Problem details.
Word for word, retype every entry in the listing.

Items.

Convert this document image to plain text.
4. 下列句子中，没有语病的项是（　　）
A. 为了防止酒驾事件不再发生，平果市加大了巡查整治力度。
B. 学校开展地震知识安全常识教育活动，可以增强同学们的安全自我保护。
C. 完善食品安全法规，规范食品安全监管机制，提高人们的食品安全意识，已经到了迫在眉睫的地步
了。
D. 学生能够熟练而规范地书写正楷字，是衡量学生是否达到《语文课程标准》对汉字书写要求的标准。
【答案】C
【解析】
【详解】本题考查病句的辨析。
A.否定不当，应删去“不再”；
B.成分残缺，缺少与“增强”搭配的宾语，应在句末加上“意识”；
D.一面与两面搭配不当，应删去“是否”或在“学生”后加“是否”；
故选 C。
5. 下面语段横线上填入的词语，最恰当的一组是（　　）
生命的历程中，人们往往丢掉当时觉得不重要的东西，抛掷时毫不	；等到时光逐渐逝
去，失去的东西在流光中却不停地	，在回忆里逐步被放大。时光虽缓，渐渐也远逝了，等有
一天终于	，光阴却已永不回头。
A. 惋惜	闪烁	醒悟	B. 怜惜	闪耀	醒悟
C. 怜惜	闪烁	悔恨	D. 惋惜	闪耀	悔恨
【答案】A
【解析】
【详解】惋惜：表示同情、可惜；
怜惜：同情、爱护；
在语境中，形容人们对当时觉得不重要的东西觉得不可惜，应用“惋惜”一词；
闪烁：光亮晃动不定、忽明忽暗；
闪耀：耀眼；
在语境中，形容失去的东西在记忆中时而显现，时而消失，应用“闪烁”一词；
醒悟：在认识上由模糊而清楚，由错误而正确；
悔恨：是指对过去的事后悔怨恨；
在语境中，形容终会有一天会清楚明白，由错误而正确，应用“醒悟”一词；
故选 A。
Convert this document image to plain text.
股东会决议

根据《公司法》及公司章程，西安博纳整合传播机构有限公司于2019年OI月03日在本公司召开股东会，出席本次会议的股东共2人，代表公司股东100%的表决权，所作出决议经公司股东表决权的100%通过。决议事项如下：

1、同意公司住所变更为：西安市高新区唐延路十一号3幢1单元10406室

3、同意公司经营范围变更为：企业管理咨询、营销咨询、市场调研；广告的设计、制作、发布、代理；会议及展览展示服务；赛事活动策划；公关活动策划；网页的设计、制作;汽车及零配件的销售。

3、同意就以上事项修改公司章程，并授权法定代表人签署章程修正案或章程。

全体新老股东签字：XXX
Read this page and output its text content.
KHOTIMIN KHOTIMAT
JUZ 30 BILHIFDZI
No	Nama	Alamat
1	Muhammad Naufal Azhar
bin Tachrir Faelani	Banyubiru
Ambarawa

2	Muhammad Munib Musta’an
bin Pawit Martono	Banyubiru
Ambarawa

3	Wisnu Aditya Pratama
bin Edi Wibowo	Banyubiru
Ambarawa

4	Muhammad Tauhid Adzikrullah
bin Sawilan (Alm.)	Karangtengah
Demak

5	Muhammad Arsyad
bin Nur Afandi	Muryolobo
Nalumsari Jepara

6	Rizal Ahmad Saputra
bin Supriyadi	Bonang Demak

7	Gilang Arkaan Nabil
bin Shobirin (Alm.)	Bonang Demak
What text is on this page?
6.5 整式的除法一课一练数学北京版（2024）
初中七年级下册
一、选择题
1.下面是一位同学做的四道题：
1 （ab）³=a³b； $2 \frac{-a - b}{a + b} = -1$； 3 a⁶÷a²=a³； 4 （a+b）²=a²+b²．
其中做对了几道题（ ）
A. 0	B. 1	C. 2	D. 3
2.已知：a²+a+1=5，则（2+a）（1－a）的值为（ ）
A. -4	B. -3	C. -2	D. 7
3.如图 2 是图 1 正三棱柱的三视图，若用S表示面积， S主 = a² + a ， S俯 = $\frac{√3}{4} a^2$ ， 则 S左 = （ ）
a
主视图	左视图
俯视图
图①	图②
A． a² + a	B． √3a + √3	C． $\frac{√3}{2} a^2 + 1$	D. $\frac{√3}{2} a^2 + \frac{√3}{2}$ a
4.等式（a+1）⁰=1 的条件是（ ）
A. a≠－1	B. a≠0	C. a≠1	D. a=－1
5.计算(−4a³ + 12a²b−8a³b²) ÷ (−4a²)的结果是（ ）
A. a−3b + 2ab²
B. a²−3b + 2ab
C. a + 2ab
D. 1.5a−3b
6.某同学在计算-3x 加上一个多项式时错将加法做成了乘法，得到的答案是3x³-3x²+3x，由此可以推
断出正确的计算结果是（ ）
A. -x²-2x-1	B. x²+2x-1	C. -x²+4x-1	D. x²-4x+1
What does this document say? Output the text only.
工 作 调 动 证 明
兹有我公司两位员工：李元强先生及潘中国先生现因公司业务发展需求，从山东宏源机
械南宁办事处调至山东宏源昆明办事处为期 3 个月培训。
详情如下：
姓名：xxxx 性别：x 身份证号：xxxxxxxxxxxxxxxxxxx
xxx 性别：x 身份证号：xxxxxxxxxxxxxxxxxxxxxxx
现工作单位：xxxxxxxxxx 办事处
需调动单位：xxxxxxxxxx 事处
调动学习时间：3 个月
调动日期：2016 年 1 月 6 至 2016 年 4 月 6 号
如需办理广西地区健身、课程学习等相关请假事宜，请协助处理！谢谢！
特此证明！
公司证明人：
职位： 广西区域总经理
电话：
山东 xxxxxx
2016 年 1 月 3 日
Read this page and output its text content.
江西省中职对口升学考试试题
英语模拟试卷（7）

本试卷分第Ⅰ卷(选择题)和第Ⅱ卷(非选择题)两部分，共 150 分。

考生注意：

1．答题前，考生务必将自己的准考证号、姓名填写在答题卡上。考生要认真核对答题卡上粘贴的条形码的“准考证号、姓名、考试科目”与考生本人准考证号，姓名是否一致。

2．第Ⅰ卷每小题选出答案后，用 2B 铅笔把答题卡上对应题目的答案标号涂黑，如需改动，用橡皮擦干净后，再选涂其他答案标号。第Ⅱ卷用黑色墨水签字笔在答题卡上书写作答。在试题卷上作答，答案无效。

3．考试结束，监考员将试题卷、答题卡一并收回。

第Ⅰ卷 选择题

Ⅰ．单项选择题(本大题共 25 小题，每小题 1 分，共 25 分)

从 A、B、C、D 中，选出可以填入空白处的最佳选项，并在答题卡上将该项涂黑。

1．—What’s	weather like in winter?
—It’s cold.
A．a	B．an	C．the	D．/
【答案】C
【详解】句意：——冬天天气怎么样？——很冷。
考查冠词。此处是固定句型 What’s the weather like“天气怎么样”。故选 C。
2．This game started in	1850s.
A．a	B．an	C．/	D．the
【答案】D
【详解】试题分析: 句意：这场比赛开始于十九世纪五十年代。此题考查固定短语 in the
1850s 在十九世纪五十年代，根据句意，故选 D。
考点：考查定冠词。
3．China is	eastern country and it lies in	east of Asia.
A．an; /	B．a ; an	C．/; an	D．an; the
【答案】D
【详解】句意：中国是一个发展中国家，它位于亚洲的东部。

Task output.
Convert this document image to plain text.
4. 下列句子中，没有语病的项是（　　）
A. 为了防止酒驾事件不再发生，平果市加大了巡查整治力度。
B. 学校开展地震知识安全常识教育活动，可以增强同学们的安全自我保护。
C. 完善食品安全法规，规范食品安全监管机制，提高人们的食品安全意识，已经到了迫在眉睫的地步
了。
D. 学生能够熟练而规范地书写正楷字，是衡量学生是否达到《语文课程标准》对汉字书写要求的标准。
【答案】C
【解析】
【详解】本题考查病句的辨析。
A.否定不当，应删去“不再”；
B.成分残缺，缺少与“增强”搭配的宾语，应在句末加上“意识”；
D.一面与两面搭配不当，应删去“是否”或在“学生”后加“是否”；
故选 C。
5. 下面语段横线上填入的词语，最恰当的一组是（　　）
生命的历程中，人们往往丢掉当时觉得不重要的东西，抛掷时毫不	；等到时光逐渐逝
去，失去的东西在流光中却不停地	，在回忆里逐步被放大。时光虽缓，渐渐也远逝了，等有
一天终于	，光阴却已永不回头。
A. 惋惜	闪烁	醒悟	B. 怜惜	闪耀	醒悟
C. 怜惜	闪烁	悔恨	D. 惋惜	闪耀	悔恨
【答案】A
【解析】
【详解】惋惜：表示同情、可惜；
怜惜：同情、爱护；
在语境中，形容人们对当时觉得不重要的东西觉得不可惜，应用“惋惜”一词；
闪烁：光亮晃动不定、忽明忽暗；
闪耀：耀眼；
在语境中，形容失去的东西在记忆中时而显现，时而消失，应用“闪烁”一词；
醒悟：在认识上由模糊而清楚，由错误而正确；
悔恨：是指对过去的事后悔怨恨；
在语境中，形容终会有一天会清楚明白，由错误而正确，应用“醒悟”一词；
故选 A。
Convert this document image to plain text.
股东会决议

根据《公司法》及公司章程，西安博纳整合传播机构有限公司于2019年OI月03日在本公司召开股东会，出席本次会议的股东共2人，代表公司股东100%的表决权，所作出决议经公司股东表决权的100%通过。决议事项如下：

1、同意公司住所变更为：西安市高新区唐延路十一号3幢1单元10406室

3、同意公司经营范围变更为：企业管理咨询、营销咨询、市场调研；广告的设计、制作、发布、代理；会议及展览展示服务；赛事活动策划；公关活动策划；网页的设计、制作;汽车及零配件的销售。

3、同意就以上事项修改公司章程，并授权法定代表人签署章程修正案或章程。

全体新老股东签字：XXX
Read this page and output its text content.
KHOTIMIN KHOTIMAT
JUZ 30 BILHIFDZI
No	Nama	Alamat
1	Muhammad Naufal Azhar
bin Tachrir Faelani	Banyubiru
Ambarawa

2	Muhammad Munib Musta’an
bin Pawit Martono	Banyubiru
Ambarawa

3	Wisnu Aditya Pratama
bin Edi Wibowo	Banyubiru
Ambarawa

4	Muhammad Tauhid Adzikrullah
bin Sawilan (Alm.)	Karangtengah
Demak

5	Muhammad Arsyad
bin Nur Afandi	Muryolobo
Nalumsari Jepara

6	Rizal Ahmad Saputra
bin Supriyadi	Bonang Demak

7	Gilang Arkaan Nabil
bin Shobirin (Alm.)	Bonang Demak
What text is on this page?
6.5 整式的除法一课一练数学北京版（2024）
初中七年级下册
一、选择题
1.下面是一位同学做的四道题：
1 （ab）³=a³b； $2 \frac{-a - b}{a + b} = -1$； 3 a⁶÷a²=a³； 4 （a+b）²=a²+b²．
其中做对了几道题（ ）
A. 0	B. 1	C. 2	D. 3
2.已知：a²+a+1=5，则（2+a）（1－a）的值为（ ）
A. -4	B. -3	C. -2	D. 7
3.如图 2 是图 1 正三棱柱的三视图，若用S表示面积， S主 = a² + a ， S俯 = $\frac{√3}{4} a^2$ ， 则 S左 = （ ）
a
主视图	左视图
俯视图
图①	图②
A． a² + a	B． √3a + √3	C． $\frac{√3}{2} a^2 + 1$	D. $\frac{√3}{2} a^2 + \frac{√3}{2}$ a
4.等式（a+1）⁰=1 的条件是（ ）
A. a≠－1	B. a≠0	C. a≠1	D. a=－1
5.计算(−4a³ + 12a²b−8a³b²) ÷ (−4a²)的结果是（ ）
A. a−3b + 2ab²
B. a²−3b + 2ab
C. a + 2ab
D. 1.5a−3b
6.某同学在计算-3x 加上一个多项式时错将加法做成了乘法，得到的答案是3x³-3x²+3x，由此可以推
断出正确的计算结果是（ ）
A. -x²-2x-1	B. x²+2x-1	C. -x²+4x-1	D. x²-4x+1
What does this document say? Output the text only.
工 作 调 动 证 明
兹有我公司两位员工：李元强先生及潘中国先生现因公司业务发展需求，从山东宏源机
械南宁办事处调至山东宏源昆明办事处为期 3 个月培训。
详情如下：
姓名：xxxx 性别：x 身份证号：xxxxxxxxxxxxxxxxxxx
xxx 性别：x 身份证号：xxxxxxxxxxxxxxxxxxxxxxx
现工作单位：xxxxxxxxxx 办事处
需调动单位：xxxxxxxxxx 事处
调动学习时间：3 个月
调动日期：2016 年 1 月 6 至 2016 年 4 月 6 号
如需办理广西地区健身、课程学习等相关请假事宜，请协助处理！谢谢！
特此证明！
公司证明人：
职位： 广西区域总经理
电话：
山东 xxxxxx
2016 年 1 月 3 日
Read this page and output its text content.
江西省中职对口升学考试试题
英语模拟试卷（7）

本试卷分第Ⅰ卷(选择题)和第Ⅱ卷(非选择题)两部分，共 150 分。

考生注意：

1．答题前，考生务必将自己的准考证号、姓名填写在答题卡上。考生要认真核对答题卡上粘贴的条形码的“准考证号、姓名、考试科目”与考生本人准考证号，姓名是否一致。

2．第Ⅰ卷每小题选出答案后，用 2B 铅笔把答题卡上对应题目的答案标号涂黑，如需改动，用橡皮擦干净后，再选涂其他答案标号。第Ⅱ卷用黑色墨水签字笔在答题卡上书写作答。在试题卷上作答，答案无效。

3．考试结束，监考员将试题卷、答题卡一并收回。

第Ⅰ卷 选择题

Ⅰ．单项选择题(本大题共 25 小题，每小题 1 分，共 25 分)

从 A、B、C、D 中，选出可以填入空白处的最佳选项，并在答题卡上将该项涂黑。

1．—What’s	weather like in winter?
—It’s cold.
A．a	B．an	C．the	D．/
【答案】C
【详解】句意：——冬天天气怎么样？——很冷。
考查冠词。此处是固定句型 What’s the weather like“天气怎么样”。故选 C。
2．This game started in	1850s.
A．a	B．an	C．/	D．the
【答案】D
【详解】试题分析: 句意：这场比赛开始于十九世纪五十年代。此题考查固定短语 in the
1850s 在十九世纪五十年代，根据句意，故选 D。
考点：考查定冠词。
3．China is	eastern country and it lies in	east of Asia.
A．an; /	B．a ; an	C．/; an	D．an; the
【答案】D
【详解】句意：中国是一个发展中国家，它位于亚洲的东部。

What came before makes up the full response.